__What is asked__: Below are some records: retype them all exactly, but not the pictures.

__Raw records__:
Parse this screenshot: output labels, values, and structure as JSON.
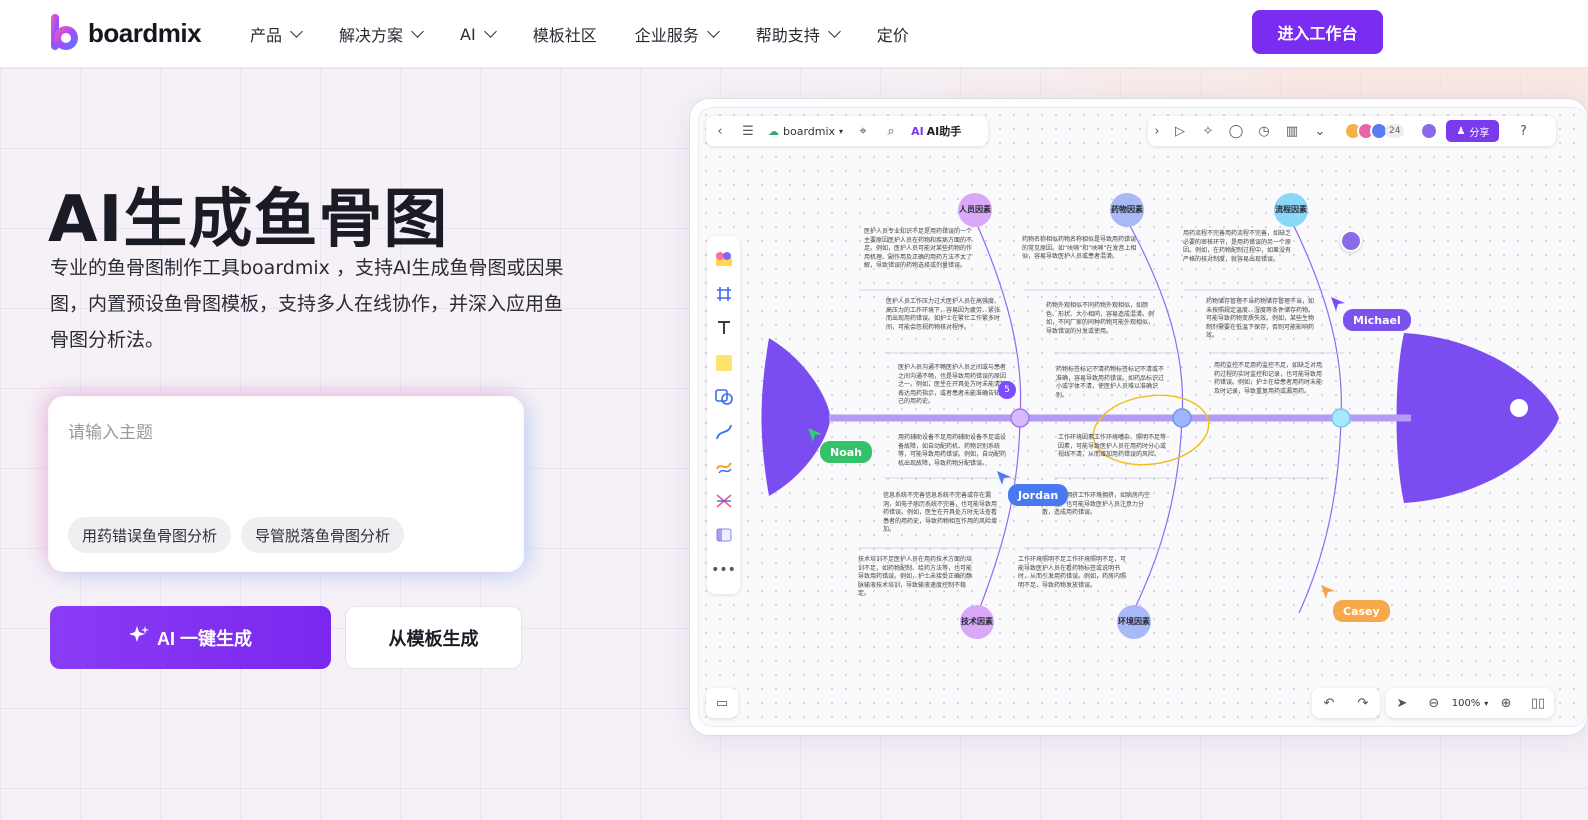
{
  "nav": {
    "brand": "boardmix",
    "items": [
      {
        "label": "产品",
        "dropdown": true
      },
      {
        "label": "解决方案",
        "dropdown": true
      },
      {
        "label": "AI",
        "dropdown": true
      },
      {
        "label": "模板社区",
        "dropdown": false
      },
      {
        "label": "企业服务",
        "dropdown": true
      },
      {
        "label": "帮助支持",
        "dropdown": true
      },
      {
        "label": "定价",
        "dropdown": false
      }
    ],
    "cta": "进入工作台"
  },
  "hero": {
    "title": "AI生成鱼骨图",
    "description": "专业的鱼骨图制作工具boardmix ，支持AI生成鱼骨图或因果图，内置预设鱼骨图模板，支持多人在线协作，并深入应用鱼骨图分析法。",
    "input_placeholder": "请输入主题",
    "chips": [
      "用药错误鱼骨图分析",
      "导管脱落鱼骨图分析"
    ],
    "ai_button": "AI 一键生成",
    "template_button": "从模板生成"
  },
  "board": {
    "brand": "boardmix",
    "ai_helper": "AI助手",
    "share": "分享",
    "collaborator_count": "24",
    "zoom": "100%",
    "badge": "5",
    "nodes": {
      "top": [
        "人员因素",
        "药物因素",
        "流程因素"
      ],
      "bottom": [
        "技术因素",
        "环境因素"
      ]
    },
    "cursors": [
      "Noah",
      "Jordan",
      "Michael",
      "Casey"
    ],
    "notes": [
      "医护人员专业知识不足是用药错误的一个主要原因医护人员在药物和疾病方面的不足。例如，医护人员可能对某些药物的作用机理、副作用及正确的用药方法不太了解，导致错误的药物选择或剂量错误。",
      "医护人员工作压力过大医护人员在高强度、高压力的工作环境下，容易因为疲劳、紧张而出现用药错误。如护士在繁忙工作繁多时间，可能会忽视药物核对程序。",
      "医护人员沟通不畅医护人员之间或与患者之间沟通不畅，也是导致用药错误的原因之一。例如，医生在开具处方时未能清楚表达用药指示，或者患者未能准确告知自己的用药史。",
      "药物名称相似药物名称相似是导致用药错误的常见原因。如“呋喃”和“呋喃”在发音上相似，容易导致医护人员或患者混淆。",
      "药物外观相似不同药物外观相似，如颜色、形状、大小相同，容易造成混淆。例如，不同厂家的同种药物可能外观相似，导致错误的分发或使用。",
      "药物标签标记不清药物标签标记不清或不准确，容易导致用药错误。如药品标识过小或字体不清，使医护人员难以准确识别。",
      "用药流程不完善用药流程不完善，如缺乏必要的审核环节，是用药错误的另一个原因。例如，在药物配制过程中，如果没有严格的核对制度，就容易出现错误。",
      "药物储存管理不当药物储存管理不当，如未按照规定温度、湿度等条件储存药物，可能导致药物变质失效。例如，某些生物制剂需要在低温下保存，否则可能影响药效。",
      "用药监控不足用药监控不足，如缺乏对用药过程的实时监控和记录，也可能导致用药错误。例如，护士在给患者用药时未能及时记录，导致重复用药或漏用药。",
      "用药辅助设备不足用药辅助设备不足或设备故障，如自动配药机、药物识别系统等，可能导致用药错误。例如，自动配药机出现故障，导致药物分配错误。",
      "信息系统不完善信息系统不完善或存在漏洞，如电子病历系统不完善，也可能导致用药错误。例如，医生在开具处方时无法查看患者的用药史，导致药物相互作用的风险增加。",
      "技术培训不足医护人员在用药技术方面的培训不足，如药物配制、给药方法等，也可能导致用药错误。例如，护士未接受正确的静脉输液技术培训，导致输液速度控制不稳定。",
      "工作环境因素工作环境嘈杂、照明不足等因素，可能导致医护人员在用药时分心或视线不清，从而增加用药错误的风险。",
      "工作环境拥挤工作环境拥挤，如病房内空间不足，也可能导致医护人员注意力分散，造成用药错误。",
      "工作环境照明不足工作环境照明不足，可能导致医护人员在看药物标签或说明书时，从而引发用药错误。例如，药房内照明不足，导致药物发放错误。"
    ]
  }
}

__Written response__:
Parse this screenshot: output labels, values, and structure as JSON.
{
  "nav": {
    "brand": "boardmix",
    "items": [
      {
        "label": "产品",
        "dropdown": true
      },
      {
        "label": "解决方案",
        "dropdown": true
      },
      {
        "label": "AI",
        "dropdown": true
      },
      {
        "label": "模板社区",
        "dropdown": false
      },
      {
        "label": "企业服务",
        "dropdown": true
      },
      {
        "label": "帮助支持",
        "dropdown": true
      },
      {
        "label": "定价",
        "dropdown": false
      }
    ],
    "cta": "进入工作台"
  },
  "hero": {
    "title": "AI生成鱼骨图",
    "description": "专业的鱼骨图制作工具boardmix ，支持AI生成鱼骨图或因果图，内置预设鱼骨图模板，支持多人在线协作，并深入应用鱼骨图分析法。",
    "input_placeholder": "请输入主题",
    "chips": [
      "用药错误鱼骨图分析",
      "导管脱落鱼骨图分析"
    ],
    "ai_button": "AI 一键生成",
    "template_button": "从模板生成"
  },
  "board": {
    "brand": "boardmix",
    "ai_helper": "AI助手",
    "share": "分享",
    "collaborator_count": "24",
    "zoom": "100%",
    "badge": "5",
    "nodes": {
      "top": [
        "人员因素",
        "药物因素",
        "流程因素"
      ],
      "bottom": [
        "技术因素",
        "环境因素"
      ]
    },
    "cursors": [
      "Noah",
      "Jordan",
      "Michael",
      "Casey"
    ],
    "notes": [
      "医护人员专业知识不足是用药错误的一个主要原因医护人员在药物和疾病方面的不足。例如，医护人员可能对某些药物的作用机理、副作用及正确的用药方法不太了解，导致错误的药物选择或剂量错误。",
      "医护人员工作压力过大医护人员在高强度、高压力的工作环境下，容易因为疲劳、紧张而出现用药错误。如护士在繁忙工作繁多时间，可能会忽视药物核对程序。",
      "医护人员沟通不畅医护人员之间或与患者之间沟通不畅，也是导致用药错误的原因之一。例如，医生在开具处方时未能清楚表达用药指示，或者患者未能准确告知自己的用药史。",
      "药物名称相似药物名称相似是导致用药错误的常见原因。如“呋喃”和“呋喃”在发音上相似，容易导致医护人员或患者混淆。",
      "药物外观相似不同药物外观相似，如颜色、形状、大小相同，容易造成混淆。例如，不同厂家的同种药物可能外观相似，导致错误的分发或使用。",
      "药物标签标记不清药物标签标记不清或不准确，容易导致用药错误。如药品标识过小或字体不清，使医护人员难以准确识别。",
      "用药流程不完善用药流程不完善，如缺乏必要的审核环节，是用药错误的另一个原因。例如，在药物配制过程中，如果没有严格的核对制度，就容易出现错误。",
      "药物储存管理不当药物储存管理不当，如未按照规定温度、湿度等条件储存药物，可能导致药物变质失效。例如，某些生物制剂需要在低温下保存，否则可能影响药效。",
      "用药监控不足用药监控不足，如缺乏对用药过程的实时监控和记录，也可能导致用药错误。例如，护士在给患者用药时未能及时记录，导致重复用药或漏用药。",
      "用药辅助设备不足用药辅助设备不足或设备故障，如自动配药机、药物识别系统等，可能导致用药错误。例如，自动配药机出现故障，导致药物分配错误。",
      "信息系统不完善信息系统不完善或存在漏洞，如电子病历系统不完善，也可能导致用药错误。例如，医生在开具处方时无法查看患者的用药史，导致药物相互作用的风险增加。",
      "技术培训不足医护人员在用药技术方面的培训不足，如药物配制、给药方法等，也可能导致用药错误。例如，护士未接受正确的静脉输液技术培训，导致输液速度控制不稳定。",
      "工作环境因素工作环境嘈杂、照明不足等因素，可能导致医护人员在用药时分心或视线不清，从而增加用药错误的风险。",
      "工作环境拥挤工作环境拥挤，如病房内空间不足，也可能导致医护人员注意力分散，造成用药错误。",
      "工作环境照明不足工作环境照明不足，可能导致医护人员在看药物标签或说明书时，从而引发用药错误。例如，药房内照明不足，导致药物发放错误。"
    ]
  }
}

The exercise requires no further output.